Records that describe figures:
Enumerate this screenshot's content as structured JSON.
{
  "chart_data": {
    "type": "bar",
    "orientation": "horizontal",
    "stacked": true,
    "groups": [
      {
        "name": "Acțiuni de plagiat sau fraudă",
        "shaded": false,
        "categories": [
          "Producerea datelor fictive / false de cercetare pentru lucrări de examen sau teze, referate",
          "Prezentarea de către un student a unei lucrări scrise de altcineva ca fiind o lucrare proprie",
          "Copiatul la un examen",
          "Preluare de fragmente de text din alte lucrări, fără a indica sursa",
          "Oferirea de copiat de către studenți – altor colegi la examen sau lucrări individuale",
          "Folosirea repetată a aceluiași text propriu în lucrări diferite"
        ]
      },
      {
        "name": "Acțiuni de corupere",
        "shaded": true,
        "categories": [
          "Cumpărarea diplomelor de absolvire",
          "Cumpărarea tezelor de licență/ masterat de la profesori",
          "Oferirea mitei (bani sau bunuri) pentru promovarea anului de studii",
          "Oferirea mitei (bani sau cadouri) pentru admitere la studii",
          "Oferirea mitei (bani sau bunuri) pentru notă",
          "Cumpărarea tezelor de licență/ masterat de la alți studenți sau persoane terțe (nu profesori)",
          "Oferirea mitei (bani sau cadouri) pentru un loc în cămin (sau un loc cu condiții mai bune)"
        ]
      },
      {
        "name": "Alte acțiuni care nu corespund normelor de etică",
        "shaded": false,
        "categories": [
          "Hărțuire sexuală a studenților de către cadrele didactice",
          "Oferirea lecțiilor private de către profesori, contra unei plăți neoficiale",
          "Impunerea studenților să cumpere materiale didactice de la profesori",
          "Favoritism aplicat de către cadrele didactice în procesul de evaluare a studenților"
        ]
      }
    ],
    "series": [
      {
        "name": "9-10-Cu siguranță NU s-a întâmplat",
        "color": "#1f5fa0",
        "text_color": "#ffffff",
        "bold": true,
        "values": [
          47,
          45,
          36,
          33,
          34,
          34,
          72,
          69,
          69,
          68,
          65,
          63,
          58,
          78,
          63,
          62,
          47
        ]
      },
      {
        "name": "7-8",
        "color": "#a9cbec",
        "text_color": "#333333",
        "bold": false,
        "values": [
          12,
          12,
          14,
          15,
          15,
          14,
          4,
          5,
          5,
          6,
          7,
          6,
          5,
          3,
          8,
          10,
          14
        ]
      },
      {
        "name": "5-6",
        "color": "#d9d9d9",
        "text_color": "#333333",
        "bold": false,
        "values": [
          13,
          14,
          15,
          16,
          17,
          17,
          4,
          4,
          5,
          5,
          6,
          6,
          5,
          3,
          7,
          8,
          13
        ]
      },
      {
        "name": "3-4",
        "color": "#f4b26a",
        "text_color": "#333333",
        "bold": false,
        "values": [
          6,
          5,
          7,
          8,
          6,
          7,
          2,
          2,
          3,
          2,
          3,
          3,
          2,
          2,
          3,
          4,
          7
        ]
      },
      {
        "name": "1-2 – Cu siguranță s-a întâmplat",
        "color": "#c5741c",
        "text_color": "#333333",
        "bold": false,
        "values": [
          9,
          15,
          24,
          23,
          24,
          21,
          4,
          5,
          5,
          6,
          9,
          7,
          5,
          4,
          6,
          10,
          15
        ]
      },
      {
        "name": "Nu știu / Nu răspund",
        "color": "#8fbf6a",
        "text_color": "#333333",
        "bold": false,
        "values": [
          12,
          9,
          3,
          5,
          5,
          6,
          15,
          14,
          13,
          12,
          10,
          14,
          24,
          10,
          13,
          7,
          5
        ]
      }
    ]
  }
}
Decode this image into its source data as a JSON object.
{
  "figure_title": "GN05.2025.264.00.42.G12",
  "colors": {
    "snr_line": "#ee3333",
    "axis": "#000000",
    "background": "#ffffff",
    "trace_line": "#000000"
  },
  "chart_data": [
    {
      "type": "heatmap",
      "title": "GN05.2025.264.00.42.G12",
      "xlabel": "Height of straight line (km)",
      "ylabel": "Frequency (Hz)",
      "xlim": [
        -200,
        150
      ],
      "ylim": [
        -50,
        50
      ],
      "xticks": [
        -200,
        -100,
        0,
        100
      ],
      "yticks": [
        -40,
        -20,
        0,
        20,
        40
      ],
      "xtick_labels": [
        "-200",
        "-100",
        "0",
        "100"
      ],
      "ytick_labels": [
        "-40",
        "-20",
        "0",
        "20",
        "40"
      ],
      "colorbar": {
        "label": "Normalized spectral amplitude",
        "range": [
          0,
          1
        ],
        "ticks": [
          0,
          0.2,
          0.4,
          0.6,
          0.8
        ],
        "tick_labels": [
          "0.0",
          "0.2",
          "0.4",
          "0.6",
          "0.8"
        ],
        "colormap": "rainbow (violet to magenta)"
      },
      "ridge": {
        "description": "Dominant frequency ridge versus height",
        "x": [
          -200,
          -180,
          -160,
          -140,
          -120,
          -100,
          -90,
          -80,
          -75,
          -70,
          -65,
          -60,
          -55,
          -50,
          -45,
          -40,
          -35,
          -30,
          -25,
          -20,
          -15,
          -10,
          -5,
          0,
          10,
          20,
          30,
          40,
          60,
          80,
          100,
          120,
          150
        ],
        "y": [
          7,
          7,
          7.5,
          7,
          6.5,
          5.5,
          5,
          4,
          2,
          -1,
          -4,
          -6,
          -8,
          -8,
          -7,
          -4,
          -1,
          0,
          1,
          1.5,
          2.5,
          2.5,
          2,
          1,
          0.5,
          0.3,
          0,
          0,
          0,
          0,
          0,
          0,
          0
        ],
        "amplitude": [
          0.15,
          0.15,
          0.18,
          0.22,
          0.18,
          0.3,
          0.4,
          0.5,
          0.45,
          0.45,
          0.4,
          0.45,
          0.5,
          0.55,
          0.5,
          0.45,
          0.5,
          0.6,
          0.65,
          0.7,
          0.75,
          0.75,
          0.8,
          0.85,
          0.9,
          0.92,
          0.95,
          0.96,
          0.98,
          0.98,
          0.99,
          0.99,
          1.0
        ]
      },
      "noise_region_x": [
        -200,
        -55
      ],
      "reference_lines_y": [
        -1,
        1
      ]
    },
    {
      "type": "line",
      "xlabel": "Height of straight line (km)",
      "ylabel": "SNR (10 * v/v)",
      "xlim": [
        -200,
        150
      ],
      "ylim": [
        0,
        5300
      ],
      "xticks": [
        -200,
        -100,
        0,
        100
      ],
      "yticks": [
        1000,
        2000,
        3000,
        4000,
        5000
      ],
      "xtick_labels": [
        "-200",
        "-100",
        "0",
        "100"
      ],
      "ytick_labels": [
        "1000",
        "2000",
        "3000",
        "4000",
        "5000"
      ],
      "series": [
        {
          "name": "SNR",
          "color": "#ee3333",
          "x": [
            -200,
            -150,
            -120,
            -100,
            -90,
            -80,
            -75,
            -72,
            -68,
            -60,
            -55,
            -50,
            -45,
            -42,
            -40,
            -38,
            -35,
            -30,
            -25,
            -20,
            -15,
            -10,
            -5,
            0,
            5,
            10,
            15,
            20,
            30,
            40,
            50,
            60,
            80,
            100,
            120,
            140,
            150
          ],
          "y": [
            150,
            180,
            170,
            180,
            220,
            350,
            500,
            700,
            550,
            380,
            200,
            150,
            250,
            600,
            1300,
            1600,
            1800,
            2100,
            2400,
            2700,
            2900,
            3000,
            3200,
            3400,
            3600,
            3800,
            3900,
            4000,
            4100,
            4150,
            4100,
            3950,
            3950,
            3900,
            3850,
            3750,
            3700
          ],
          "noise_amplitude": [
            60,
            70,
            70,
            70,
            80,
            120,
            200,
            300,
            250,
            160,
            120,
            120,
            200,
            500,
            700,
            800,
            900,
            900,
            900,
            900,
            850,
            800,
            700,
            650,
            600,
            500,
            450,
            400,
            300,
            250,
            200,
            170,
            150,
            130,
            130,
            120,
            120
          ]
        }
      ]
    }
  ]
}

WHAT THE EXERCISE ASKS: Copy every line above in which the string "unei" shows up.

SOLUTION FOR THIS PROBLEM:
          "Prezentarea de către un student a unei lucrări scrise de altcineva ca fiind o lucrare proprie",
          "Oferirea lecțiilor private de către profesori, contra unei plăți neoficiale",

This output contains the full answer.